#### Request:
Copy out every line in which the string "Velocity" occurs.

#### Data entries:
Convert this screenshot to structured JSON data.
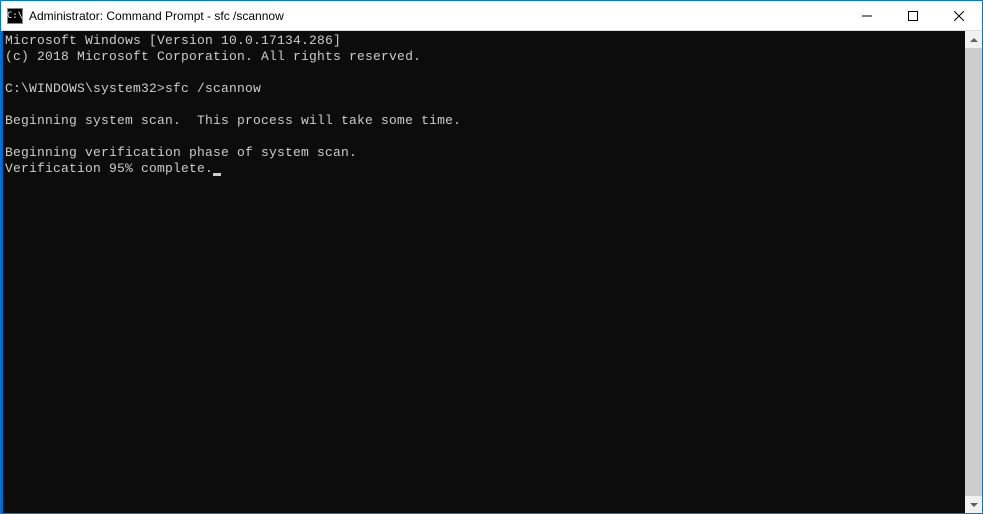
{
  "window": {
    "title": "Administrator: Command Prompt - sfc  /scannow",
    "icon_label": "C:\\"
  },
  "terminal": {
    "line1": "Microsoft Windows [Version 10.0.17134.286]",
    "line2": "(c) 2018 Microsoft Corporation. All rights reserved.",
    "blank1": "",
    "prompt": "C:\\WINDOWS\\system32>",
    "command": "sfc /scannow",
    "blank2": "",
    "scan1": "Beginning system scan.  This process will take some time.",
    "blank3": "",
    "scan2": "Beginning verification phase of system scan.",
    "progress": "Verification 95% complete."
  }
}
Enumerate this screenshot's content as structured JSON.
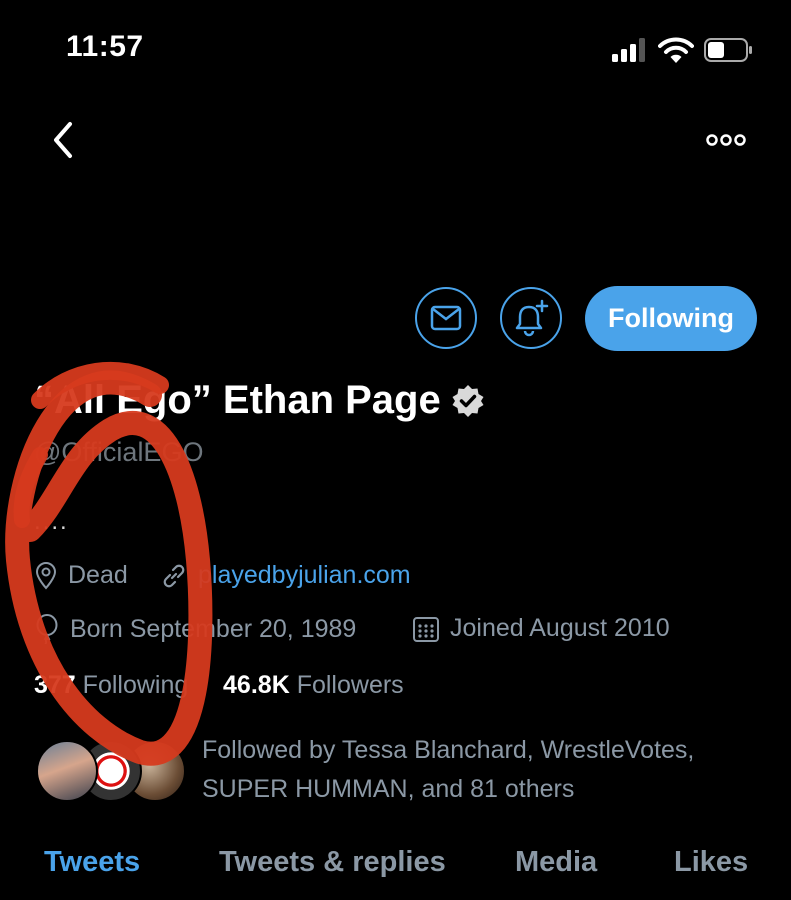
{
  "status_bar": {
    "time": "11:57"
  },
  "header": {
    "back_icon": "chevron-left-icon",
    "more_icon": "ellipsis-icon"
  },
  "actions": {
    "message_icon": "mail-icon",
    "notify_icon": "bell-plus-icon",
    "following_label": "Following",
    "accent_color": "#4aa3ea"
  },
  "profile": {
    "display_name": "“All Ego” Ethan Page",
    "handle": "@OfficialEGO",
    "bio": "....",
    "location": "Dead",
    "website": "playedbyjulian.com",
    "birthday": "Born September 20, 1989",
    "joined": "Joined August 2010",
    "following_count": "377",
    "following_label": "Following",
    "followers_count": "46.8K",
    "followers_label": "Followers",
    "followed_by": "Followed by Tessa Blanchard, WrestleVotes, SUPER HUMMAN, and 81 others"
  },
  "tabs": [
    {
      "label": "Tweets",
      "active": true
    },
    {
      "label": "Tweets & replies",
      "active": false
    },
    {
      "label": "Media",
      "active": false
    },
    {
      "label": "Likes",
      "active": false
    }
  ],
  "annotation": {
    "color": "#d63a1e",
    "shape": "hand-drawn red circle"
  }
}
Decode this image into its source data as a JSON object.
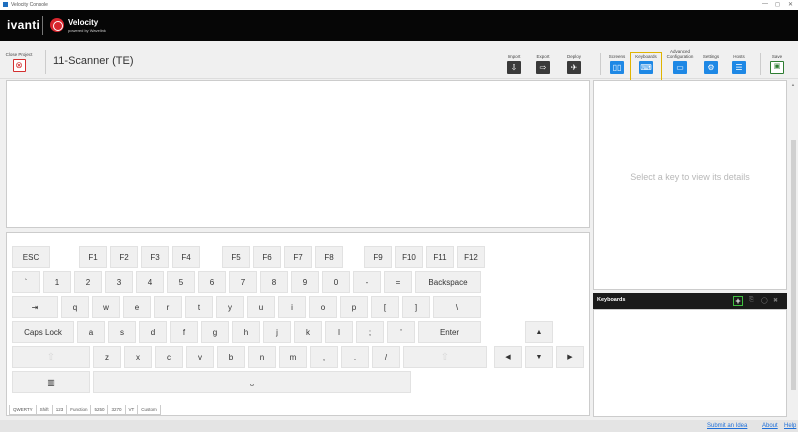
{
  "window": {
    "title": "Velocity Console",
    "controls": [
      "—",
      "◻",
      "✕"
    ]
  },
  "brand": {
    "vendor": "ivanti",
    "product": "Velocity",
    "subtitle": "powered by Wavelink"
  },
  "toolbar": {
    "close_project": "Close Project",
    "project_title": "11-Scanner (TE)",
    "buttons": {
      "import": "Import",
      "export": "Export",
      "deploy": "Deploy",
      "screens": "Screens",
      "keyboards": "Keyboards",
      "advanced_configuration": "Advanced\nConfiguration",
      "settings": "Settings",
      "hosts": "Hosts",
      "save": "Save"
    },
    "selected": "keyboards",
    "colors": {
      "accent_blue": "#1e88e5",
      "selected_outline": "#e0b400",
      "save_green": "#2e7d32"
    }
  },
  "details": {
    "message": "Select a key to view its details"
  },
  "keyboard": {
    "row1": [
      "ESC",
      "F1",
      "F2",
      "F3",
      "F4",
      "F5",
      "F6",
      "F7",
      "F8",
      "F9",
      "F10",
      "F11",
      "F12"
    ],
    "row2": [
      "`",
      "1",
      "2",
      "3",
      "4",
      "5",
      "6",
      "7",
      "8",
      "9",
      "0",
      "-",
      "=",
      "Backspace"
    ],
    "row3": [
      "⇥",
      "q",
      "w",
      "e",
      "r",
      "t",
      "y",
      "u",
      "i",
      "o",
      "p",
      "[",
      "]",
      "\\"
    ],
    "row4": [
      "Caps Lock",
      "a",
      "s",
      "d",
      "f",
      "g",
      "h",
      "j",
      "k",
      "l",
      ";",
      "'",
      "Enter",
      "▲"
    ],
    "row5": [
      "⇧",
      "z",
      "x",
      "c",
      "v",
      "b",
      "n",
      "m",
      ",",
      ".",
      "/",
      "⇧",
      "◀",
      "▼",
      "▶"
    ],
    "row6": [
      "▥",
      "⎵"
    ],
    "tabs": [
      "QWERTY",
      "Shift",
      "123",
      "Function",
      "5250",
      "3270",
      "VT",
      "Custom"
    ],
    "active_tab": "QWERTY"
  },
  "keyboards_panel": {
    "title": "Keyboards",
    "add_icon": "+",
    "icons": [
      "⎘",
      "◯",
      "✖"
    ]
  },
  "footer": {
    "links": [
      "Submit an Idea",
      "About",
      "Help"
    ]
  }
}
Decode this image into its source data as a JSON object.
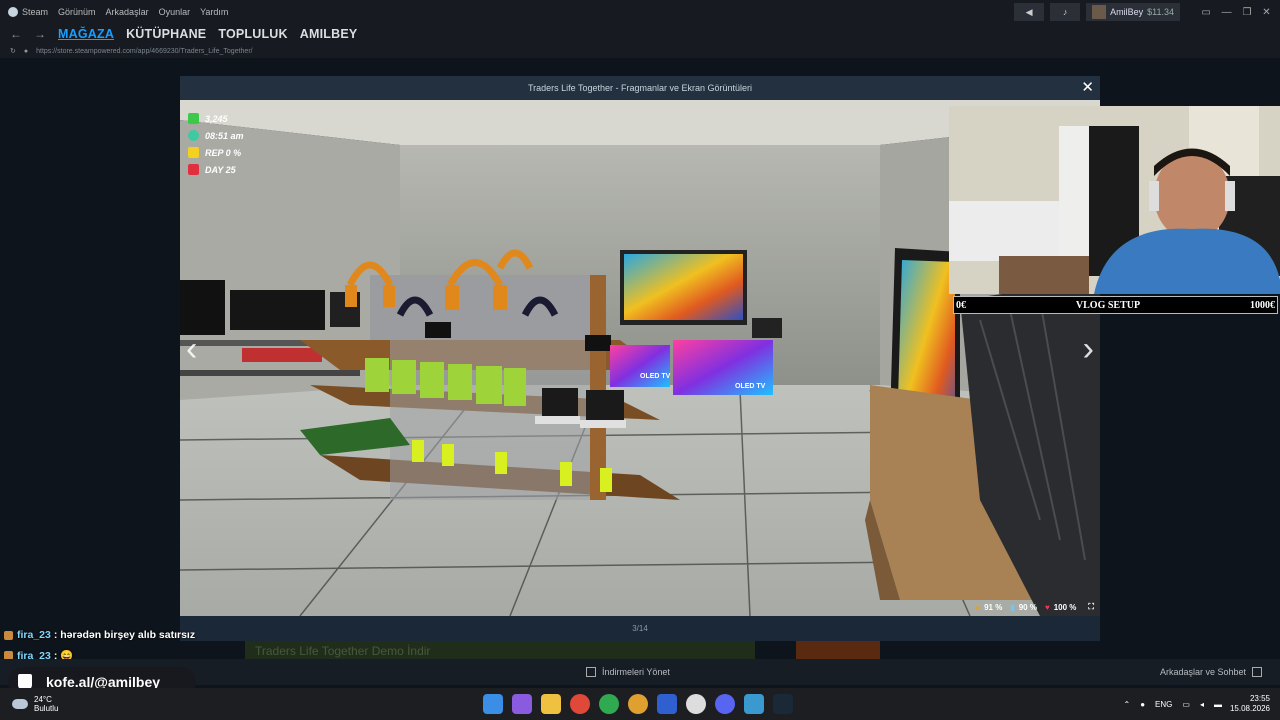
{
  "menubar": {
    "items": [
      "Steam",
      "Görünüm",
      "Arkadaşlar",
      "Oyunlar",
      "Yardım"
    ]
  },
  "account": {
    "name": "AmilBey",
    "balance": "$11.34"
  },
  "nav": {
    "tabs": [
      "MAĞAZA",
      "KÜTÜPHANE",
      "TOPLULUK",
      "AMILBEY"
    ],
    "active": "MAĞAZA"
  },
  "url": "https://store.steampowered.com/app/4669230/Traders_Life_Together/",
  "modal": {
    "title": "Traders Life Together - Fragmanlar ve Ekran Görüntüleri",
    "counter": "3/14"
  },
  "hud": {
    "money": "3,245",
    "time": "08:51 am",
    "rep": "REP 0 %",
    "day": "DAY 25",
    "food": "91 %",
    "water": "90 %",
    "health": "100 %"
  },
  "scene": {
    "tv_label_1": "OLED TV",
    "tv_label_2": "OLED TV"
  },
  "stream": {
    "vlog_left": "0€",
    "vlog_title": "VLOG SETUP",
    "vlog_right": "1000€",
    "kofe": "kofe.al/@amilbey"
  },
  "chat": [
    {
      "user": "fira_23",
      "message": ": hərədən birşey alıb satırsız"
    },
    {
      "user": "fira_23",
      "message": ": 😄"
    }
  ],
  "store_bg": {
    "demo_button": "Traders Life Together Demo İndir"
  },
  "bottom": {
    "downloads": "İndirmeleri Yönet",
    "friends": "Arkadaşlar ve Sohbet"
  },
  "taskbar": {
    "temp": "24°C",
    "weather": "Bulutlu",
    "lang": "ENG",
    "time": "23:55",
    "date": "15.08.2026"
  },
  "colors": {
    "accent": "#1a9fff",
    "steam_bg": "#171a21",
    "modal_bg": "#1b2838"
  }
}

#### Answer in full:
    "title": "Velocity Console",
    "product": "Velocity",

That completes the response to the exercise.